Items from a data source:
□ □ □ □

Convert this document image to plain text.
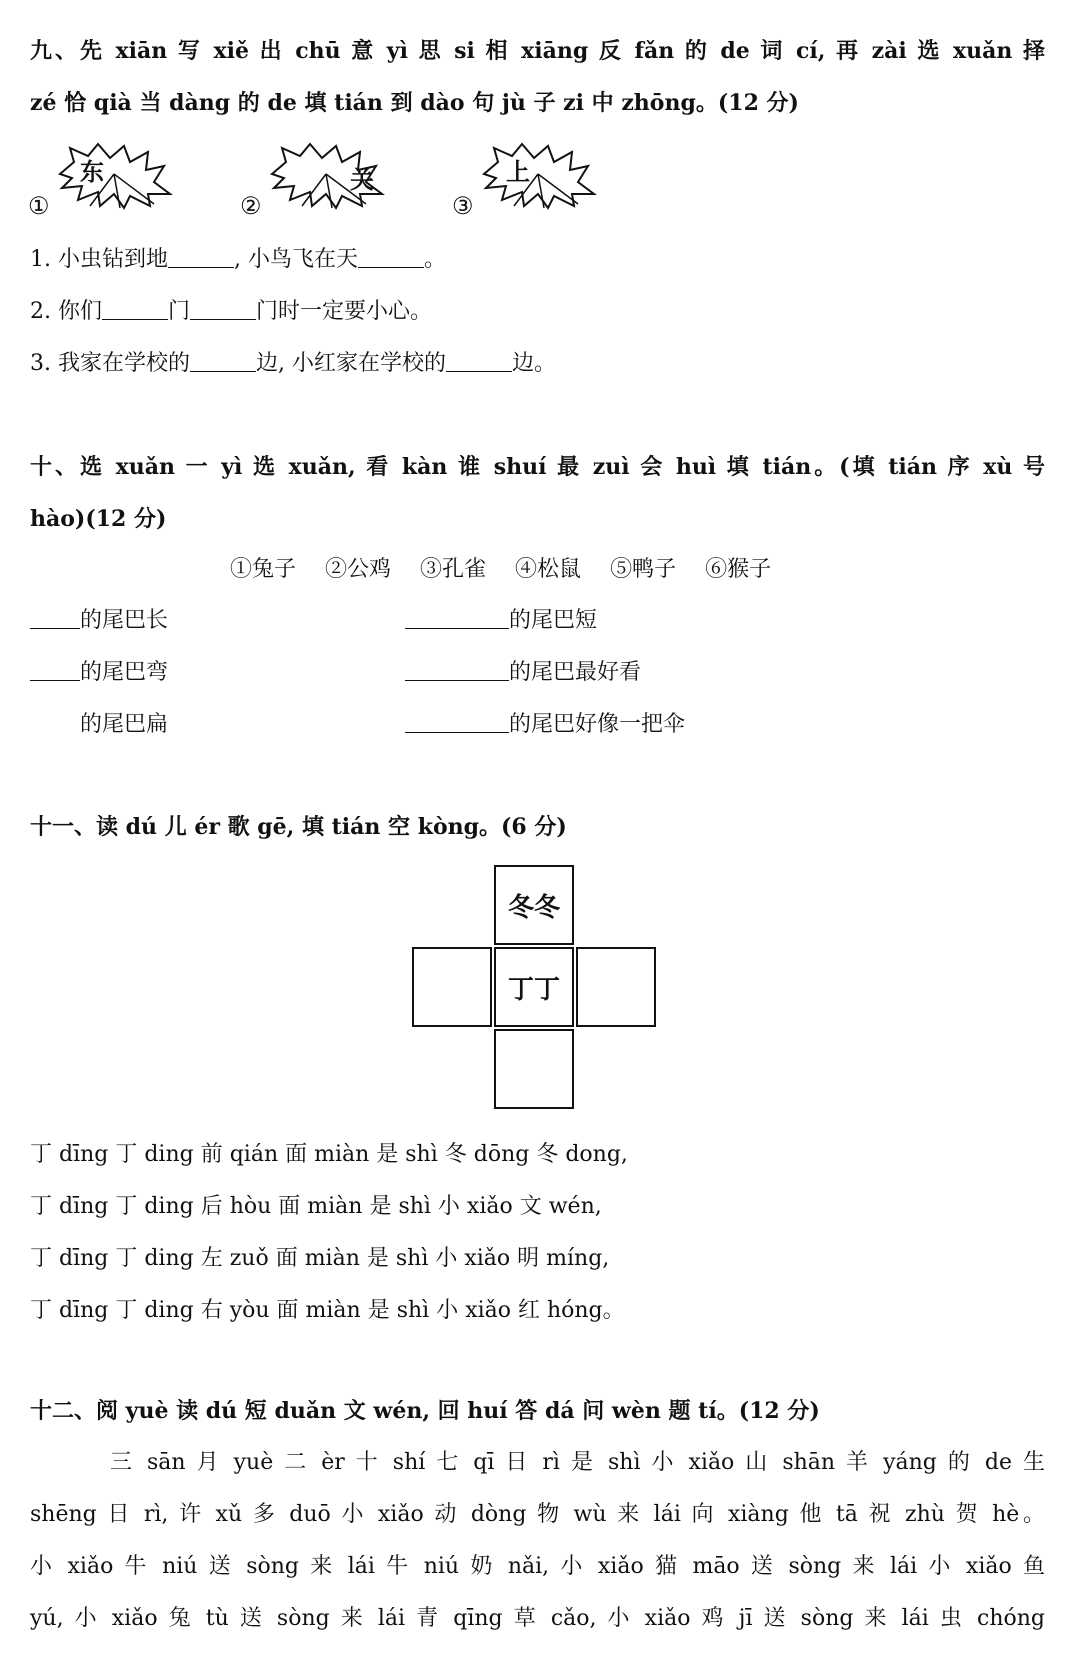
九、先 xiān 写 xiě 出 chū 意 yì 思 si 相 xiāng 反 fǎn 的 de 词 cí, 再 zài 选 xuǎn 择
zé 恰 qià 当 dàng 的 de 填 tián 到 dào 句 jù 子 zi 中 zhōng。(12 分)
①
东
②
关
③
上
1. 小虫钻到地	, 小鸟飞在天	。
2. 你们	门	门时一定要小心。
3. 我家在学校的	边, 小红家在学校的	边。
十、选 xuǎn 一 yì 选 xuǎn, 看 kàn 谁 shuí 最 zuì 会 huì 填 tián。(填 tián 序 xù 号
hào)(12 分)
①兔子 ②公鸡 ③孔雀 ④松鼠 ⑤鸭子 ⑥猴子
的尾巴长
的尾巴弯
的尾巴扁
的尾巴短
的尾巴最好看
的尾巴好像一把伞
十一、读 dú 儿 ér 歌 gē, 填 tián 空 kòng。(6 分)
冬冬
丁丁
丁 dīng 丁 ding 前 qián 面 miàn 是 shì 冬 dōng 冬 dong,
丁 dīng 丁 ding 后 hòu 面 miàn 是 shì 小 xiǎo 文 wén,
丁 dīng 丁 ding 左 zuǒ 面 miàn 是 shì 小 xiǎo 明 míng,
丁 dīng 丁 ding 右 yòu 面 miàn 是 shì 小 xiǎo 红 hóng。
十二、阅 yuè 读 dú 短 duǎn 文 wén, 回 huí 答 dá 问 wèn 题 tí。(12 分)
三 sān 月 yuè 二 èr 十 shí 七 qī 日 rì 是 shì 小 xiǎo 山 shān 羊 yáng 的 de 生
shēng 日 rì, 许 xǔ 多 duō 小 xiǎo 动 dòng 物 wù 来 lái 向 xiàng 他 tā 祝 zhù 贺 hè。
小 xiǎo 牛 niú 送 sòng 来 lái 牛 niú 奶 nǎi, 小 xiǎo 猫 māo 送 sòng 来 lái 小 xiǎo 鱼
yú, 小 xiǎo 兔 tù 送 sòng 来 lái 青 qīng 草 cǎo, 小 xiǎo 鸡 jī 送 sòng 来 lái 虫 chóng
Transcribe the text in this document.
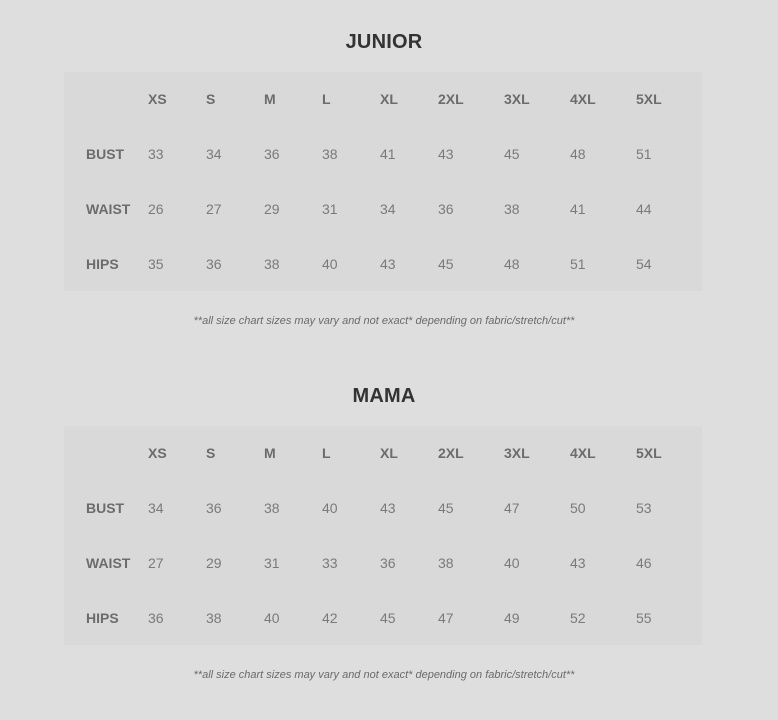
JUNIOR
	XS	S	M	L	XL	2XL	3XL	4XL	5XL
BUST	33	34	36	38	41	43	45	48	51
WAIST	26	27	29	31	34	36	38	41	44
HIPS	35	36	38	40	43	45	48	51	54
**all size chart sizes may vary and not exact* depending on fabric/stretch/cut**
MAMA
	XS	S	M	L	XL	2XL	3XL	4XL	5XL
BUST	34	36	38	40	43	45	47	50	53
WAIST	27	29	31	33	36	38	40	43	46
HIPS	36	38	40	42	45	47	49	52	55
**all size chart sizes may vary and not exact* depending on fabric/stretch/cut**
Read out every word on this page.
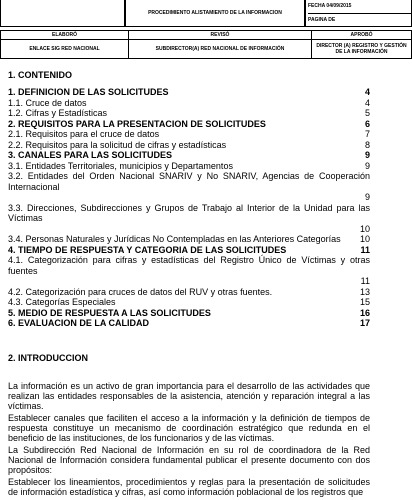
PROCEDIMIENTO ALISTAMIENTO DE LA INFORMACION
FECHA 04/09/2015
PAGINA DE
ELABORÓ	REVISÓ	APROBÓ
ENLACE SIG RED NACIONAL	SUBDIRECTOR(A) RED NACIONAL DE INFORMACIÓN	DIRECTOR (A) REGISTRO Y GESTIÓN DE LA INFORMACIÓN
1. CONTENIDO
1. DEFINICION DE LAS SOLICITUDES	4
1.1. Cruce de datos	4
1.2. Cifras y Estadísticas	5
2. REQUISITOS PARA LA PRESENTACION DE SOLICITUDES	6
2.1. Requisitos para el cruce de datos	7
2.2. Requisitos para la solicitud de cifras y estadísticas	8
3. CANALES PARA LAS SOLICITUDES	9
3.1. Entidades Territoriales, municipios y Departamentos	9
3.2. Entidades del Orden Nacional SNARIV y No SNARIV, Agencias de Cooperación Internacional
9
3.3. Direcciones, Subdirecciones y Grupos de Trabajo al Interior de la Unidad para las Víctimas
10
3.4. Personas Naturales y Jurídicas No Contempladas en las Anteriores Categorías 10
4. TIEMPO DE RESPUESTA Y CATEGORIA DE LAS SOLICITUDES	11
4.1. Categorización para cifras y estadísticas del Registro Único de Víctimas y otras fuentes
11
4.2. Categorización para cruces de datos del RUV y otras fuentes.	13
4.3. Categorías Especiales	15
5. MEDIO DE RESPUESTA A LAS SOLICITUDES	16
6. EVALUACION DE LA CALIDAD	17
2. INTRODUCCION

La información es un activo de gran importancia para el desarrollo de las actividades que realizan las entidades responsables de la asistencia, atención y reparación integral a las víctimas.

Establecer canales que faciliten el acceso a la información y la definición de tiempos de respuesta constituye un mecanismo de coordinación estratégico que redunda en el beneficio de las instituciones, de los funcionarios y de las víctimas.

La Subdirección Red Nacional de Información en su rol de coordinadora de la Red Nacional de Información considera fundamental publicar el presente documento con dos propósitos:

Establecer los lineamientos, procedimientos y reglas para la presentación de solicitudes de información estadística y cifras, así como información poblacional de los registros que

□ □ □ □

**Do this**
Which lines include the word "text"? Copy every one of them.

**The solution**
Convert this document image to plain text.
Transcribe the text in this document.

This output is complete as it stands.